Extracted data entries

'''

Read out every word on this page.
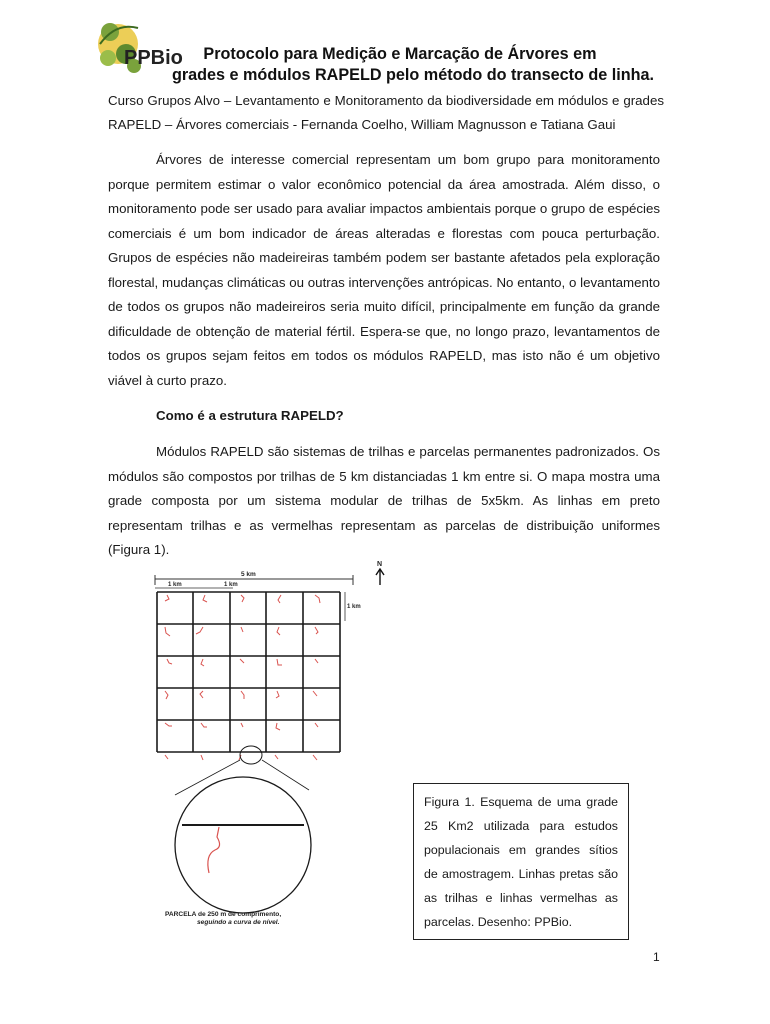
PPBio	Protocolo para Medição e Marcação de Árvores em
grades e módulos RAPELD pelo método do transecto de linha.
Curso Grupos Alvo – Levantamento e Monitoramento da biodiversidade em módulos e grades RAPELD – Árvores comerciais - Fernanda Coelho, William Magnusson e Tatiana Gaui
Árvores de interesse comercial representam um bom grupo para monitoramento porque permitem estimar o valor econômico potencial da área amostrada. Além disso, o monitoramento pode ser usado para avaliar impactos ambientais porque o grupo de espécies comerciais é um bom indicador de áreas alteradas e florestas com pouca perturbação. Grupos de espécies não madeireiras também podem ser bastante afetados pela exploração florestal, mudanças climáticas ou outras intervenções antrópicas. No entanto, o levantamento de todos os grupos não madeireiros seria muito difícil, principalmente em função da grande dificuldade de obtenção de material fértil. Espera-se que, no longo prazo, levantamentos de todos os grupos sejam feitos em todos os módulos RAPELD, mas isto não é um objetivo viável à curto prazo.
Como é a estrutura RAPELD?
Módulos RAPELD são sistemas de trilhas e parcelas permanentes padronizados. Os módulos são compostos por trilhas de 5 km distanciadas 1 km entre si. O mapa mostra uma grade composta por um sistema modular de trilhas de 5x5km. As linhas em preto representam trilhas e as vermelhas representam as parcelas de distribuição uniformes (Figura 1).
5 km
1 km	1 km
1 km
N
PARCELA de 250 m de comprimento,
seguindo a curva de nível.
Figura 1. Esquema de uma grade 25 Km2 utilizada para estudos populacionais em grandes sítios de amostragem. Linhas pretas são as trilhas e linhas vermelhas as parcelas. Desenho: PPBio.
1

'''

▶ Required work
Write out the full listing verbatim, excluding its pictures.

▶ Reply
Read out every word on this page.
PPBio	Protocolo para Medição e Marcação de Árvores em
grades e módulos RAPELD pelo método do transecto de linha.
Curso Grupos Alvo – Levantamento e Monitoramento da biodiversidade em módulos e grades RAPELD – Árvores comerciais - Fernanda Coelho, William Magnusson e Tatiana Gaui
Árvores de interesse comercial representam um bom grupo para monitoramento porque permitem estimar o valor econômico potencial da área amostrada. Além disso, o monitoramento pode ser usado para avaliar impactos ambientais porque o grupo de espécies comerciais é um bom indicador de áreas alteradas e florestas com pouca perturbação. Grupos de espécies não madeireiras também podem ser bastante afetados pela exploração florestal, mudanças climáticas ou outras intervenções antrópicas. No entanto, o levantamento de todos os grupos não madeireiros seria muito difícil, principalmente em função da grande dificuldade de obtenção de material fértil. Espera-se que, no longo prazo, levantamentos de todos os grupos sejam feitos em todos os módulos RAPELD, mas isto não é um objetivo viável à curto prazo.
Como é a estrutura RAPELD?
Módulos RAPELD são sistemas de trilhas e parcelas permanentes padronizados. Os módulos são compostos por trilhas de 5 km distanciadas 1 km entre si. O mapa mostra uma grade composta por um sistema modular de trilhas de 5x5km. As linhas em preto representam trilhas e as vermelhas representam as parcelas de distribuição uniformes (Figura 1).
5 km
1 km	1 km
1 km
N
PARCELA de 250 m de comprimento,
seguindo a curva de nível.
Figura 1. Esquema de uma grade 25 Km2 utilizada para estudos populacionais em grandes sítios de amostragem. Linhas pretas são as trilhas e linhas vermelhas as parcelas. Desenho: PPBio.
1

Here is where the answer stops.